Short task — Collect all the lines that mention the word "установленным".

Records provided —
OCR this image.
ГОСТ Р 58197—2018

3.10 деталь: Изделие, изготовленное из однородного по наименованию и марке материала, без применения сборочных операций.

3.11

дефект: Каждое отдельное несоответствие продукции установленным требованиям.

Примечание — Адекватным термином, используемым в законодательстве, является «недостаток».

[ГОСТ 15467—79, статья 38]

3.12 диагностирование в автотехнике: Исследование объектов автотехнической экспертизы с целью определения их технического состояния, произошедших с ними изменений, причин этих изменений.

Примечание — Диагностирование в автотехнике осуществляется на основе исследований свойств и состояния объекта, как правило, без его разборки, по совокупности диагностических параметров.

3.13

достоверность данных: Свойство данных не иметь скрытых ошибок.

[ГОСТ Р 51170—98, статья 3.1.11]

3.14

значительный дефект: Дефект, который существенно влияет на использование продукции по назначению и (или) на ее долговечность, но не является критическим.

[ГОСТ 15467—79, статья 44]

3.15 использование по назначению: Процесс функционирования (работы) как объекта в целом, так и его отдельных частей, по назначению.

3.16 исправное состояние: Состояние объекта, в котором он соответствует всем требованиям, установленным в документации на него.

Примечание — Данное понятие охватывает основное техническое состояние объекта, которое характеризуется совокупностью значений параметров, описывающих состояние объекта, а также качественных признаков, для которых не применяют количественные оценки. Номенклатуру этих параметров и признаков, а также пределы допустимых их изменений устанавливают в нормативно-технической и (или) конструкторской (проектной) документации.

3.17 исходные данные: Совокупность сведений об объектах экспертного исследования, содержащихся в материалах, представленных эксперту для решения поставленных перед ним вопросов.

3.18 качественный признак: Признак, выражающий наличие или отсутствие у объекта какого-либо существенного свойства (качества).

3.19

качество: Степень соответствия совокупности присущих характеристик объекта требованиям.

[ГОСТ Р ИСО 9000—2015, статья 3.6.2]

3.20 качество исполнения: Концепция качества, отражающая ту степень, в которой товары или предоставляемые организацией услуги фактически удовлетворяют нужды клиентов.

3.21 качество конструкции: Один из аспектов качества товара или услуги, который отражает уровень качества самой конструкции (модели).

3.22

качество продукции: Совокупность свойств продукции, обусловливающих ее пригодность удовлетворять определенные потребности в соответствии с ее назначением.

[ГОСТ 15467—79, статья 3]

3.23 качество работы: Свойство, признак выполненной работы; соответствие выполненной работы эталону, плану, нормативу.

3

Worked answer —
дефект: Каждое отдельное несоответствие продукции установленным требованиям.
3.16 исправное состояние: Состояние объекта, в котором он соответствует всем требованиям, установленным в документации на него.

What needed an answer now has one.